— BEGIN Records to use —

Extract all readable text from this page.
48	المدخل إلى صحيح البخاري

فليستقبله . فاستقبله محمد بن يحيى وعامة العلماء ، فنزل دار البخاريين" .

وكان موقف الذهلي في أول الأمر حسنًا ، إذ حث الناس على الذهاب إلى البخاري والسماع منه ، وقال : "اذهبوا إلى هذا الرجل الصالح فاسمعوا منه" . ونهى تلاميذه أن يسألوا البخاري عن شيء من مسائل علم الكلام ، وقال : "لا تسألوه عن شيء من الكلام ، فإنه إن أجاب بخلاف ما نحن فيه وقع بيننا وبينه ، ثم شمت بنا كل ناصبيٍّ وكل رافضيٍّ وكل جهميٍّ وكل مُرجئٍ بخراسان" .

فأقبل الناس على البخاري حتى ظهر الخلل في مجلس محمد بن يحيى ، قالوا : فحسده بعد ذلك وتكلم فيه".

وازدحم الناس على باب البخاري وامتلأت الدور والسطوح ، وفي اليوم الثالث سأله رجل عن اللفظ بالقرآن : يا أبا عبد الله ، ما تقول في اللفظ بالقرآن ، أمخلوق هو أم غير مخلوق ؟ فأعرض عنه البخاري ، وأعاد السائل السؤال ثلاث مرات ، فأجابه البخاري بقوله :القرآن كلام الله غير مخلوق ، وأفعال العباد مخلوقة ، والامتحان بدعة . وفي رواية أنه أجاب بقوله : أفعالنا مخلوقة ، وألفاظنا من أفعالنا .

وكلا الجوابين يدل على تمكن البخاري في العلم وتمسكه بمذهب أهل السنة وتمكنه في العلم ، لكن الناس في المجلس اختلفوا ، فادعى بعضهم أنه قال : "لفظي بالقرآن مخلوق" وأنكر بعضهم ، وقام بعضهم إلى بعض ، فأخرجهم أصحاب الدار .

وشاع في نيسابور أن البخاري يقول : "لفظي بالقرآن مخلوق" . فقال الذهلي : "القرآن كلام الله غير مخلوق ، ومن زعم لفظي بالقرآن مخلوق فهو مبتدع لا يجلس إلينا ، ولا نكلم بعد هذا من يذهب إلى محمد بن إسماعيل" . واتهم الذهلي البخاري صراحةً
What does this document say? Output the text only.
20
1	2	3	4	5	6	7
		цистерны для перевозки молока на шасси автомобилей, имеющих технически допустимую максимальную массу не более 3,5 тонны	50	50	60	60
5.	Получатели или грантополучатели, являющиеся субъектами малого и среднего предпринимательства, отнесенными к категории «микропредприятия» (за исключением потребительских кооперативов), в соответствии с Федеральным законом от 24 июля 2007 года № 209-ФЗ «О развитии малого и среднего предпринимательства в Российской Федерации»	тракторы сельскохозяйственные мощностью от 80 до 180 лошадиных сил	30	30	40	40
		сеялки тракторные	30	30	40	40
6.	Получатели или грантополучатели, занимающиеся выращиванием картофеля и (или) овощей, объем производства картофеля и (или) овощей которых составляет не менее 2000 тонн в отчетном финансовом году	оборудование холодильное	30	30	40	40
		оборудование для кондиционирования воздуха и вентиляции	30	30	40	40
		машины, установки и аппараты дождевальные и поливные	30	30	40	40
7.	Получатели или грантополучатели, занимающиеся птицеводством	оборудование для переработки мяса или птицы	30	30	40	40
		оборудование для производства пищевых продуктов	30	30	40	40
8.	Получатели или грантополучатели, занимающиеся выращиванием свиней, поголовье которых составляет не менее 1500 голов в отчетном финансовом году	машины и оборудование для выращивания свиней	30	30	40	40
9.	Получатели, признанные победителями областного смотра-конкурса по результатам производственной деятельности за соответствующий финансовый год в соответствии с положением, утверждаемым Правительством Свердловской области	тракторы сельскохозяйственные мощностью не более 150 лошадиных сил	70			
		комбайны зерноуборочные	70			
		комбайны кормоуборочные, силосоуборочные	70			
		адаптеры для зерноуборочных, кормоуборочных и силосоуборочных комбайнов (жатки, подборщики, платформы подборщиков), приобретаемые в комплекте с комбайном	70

— END Records to use —

* [Work to complete]: Show the data once more, exactly as it was written.

* [Solved exercise]:
Extract all readable text from this page.
48	المدخل إلى صحيح البخاري

فليستقبله . فاستقبله محمد بن يحيى وعامة العلماء ، فنزل دار البخاريين" .

وكان موقف الذهلي في أول الأمر حسنًا ، إذ حث الناس على الذهاب إلى البخاري والسماع منه ، وقال : "اذهبوا إلى هذا الرجل الصالح فاسمعوا منه" . ونهى تلاميذه أن يسألوا البخاري عن شيء من مسائل علم الكلام ، وقال : "لا تسألوه عن شيء من الكلام ، فإنه إن أجاب بخلاف ما نحن فيه وقع بيننا وبينه ، ثم شمت بنا كل ناصبيٍّ وكل رافضيٍّ وكل جهميٍّ وكل مُرجئٍ بخراسان" .

فأقبل الناس على البخاري حتى ظهر الخلل في مجلس محمد بن يحيى ، قالوا : فحسده بعد ذلك وتكلم فيه".

وازدحم الناس على باب البخاري وامتلأت الدور والسطوح ، وفي اليوم الثالث سأله رجل عن اللفظ بالقرآن : يا أبا عبد الله ، ما تقول في اللفظ بالقرآن ، أمخلوق هو أم غير مخلوق ؟ فأعرض عنه البخاري ، وأعاد السائل السؤال ثلاث مرات ، فأجابه البخاري بقوله :القرآن كلام الله غير مخلوق ، وأفعال العباد مخلوقة ، والامتحان بدعة . وفي رواية أنه أجاب بقوله : أفعالنا مخلوقة ، وألفاظنا من أفعالنا .

وكلا الجوابين يدل على تمكن البخاري في العلم وتمسكه بمذهب أهل السنة وتمكنه في العلم ، لكن الناس في المجلس اختلفوا ، فادعى بعضهم أنه قال : "لفظي بالقرآن مخلوق" وأنكر بعضهم ، وقام بعضهم إلى بعض ، فأخرجهم أصحاب الدار .

وشاع في نيسابور أن البخاري يقول : "لفظي بالقرآن مخلوق" . فقال الذهلي : "القرآن كلام الله غير مخلوق ، ومن زعم لفظي بالقرآن مخلوق فهو مبتدع لا يجلس إلينا ، ولا نكلم بعد هذا من يذهب إلى محمد بن إسماعيل" . واتهم الذهلي البخاري صراحةً
What does this document say? Output the text only.
20
1	2	3	4	5	6	7
		цистерны для перевозки молока на шасси автомобилей, имеющих технически допустимую максимальную массу не более 3,5 тонны	50	50	60	60
5.	Получатели или грантополучатели, являющиеся субъектами малого и среднего предпринимательства, отнесенными к категории «микропредприятия» (за исключением потребительских кооперативов), в соответствии с Федеральным законом от 24 июля 2007 года № 209-ФЗ «О развитии малого и среднего предпринимательства в Российской Федерации»	тракторы сельскохозяйственные мощностью от 80 до 180 лошадиных сил	30	30	40	40
		сеялки тракторные	30	30	40	40
6.	Получатели или грантополучатели, занимающиеся выращиванием картофеля и (или) овощей, объем производства картофеля и (или) овощей которых составляет не менее 2000 тонн в отчетном финансовом году	оборудование холодильное	30	30	40	40
		оборудование для кондиционирования воздуха и вентиляции	30	30	40	40
		машины, установки и аппараты дождевальные и поливные	30	30	40	40
7.	Получатели или грантополучатели, занимающиеся птицеводством	оборудование для переработки мяса или птицы	30	30	40	40
		оборудование для производства пищевых продуктов	30	30	40	40
8.	Получатели или грантополучатели, занимающиеся выращиванием свиней, поголовье которых составляет не менее 1500 голов в отчетном финансовом году	машины и оборудование для выращивания свиней	30	30	40	40
9.	Получатели, признанные победителями областного смотра-конкурса по результатам производственной деятельности за соответствующий финансовый год в соответствии с положением, утверждаемым Правительством Свердловской области	тракторы сельскохозяйственные мощностью не более 150 лошадиных сил	70			
		комбайны зерноуборочные	70			
		комбайны кормоуборочные, силосоуборочные	70			
		адаптеры для зерноуборочных, кормоуборочных и силосоуборочных комбайнов (жатки, подборщики, платформы подборщиков), приобретаемые в комплекте с комбайном	70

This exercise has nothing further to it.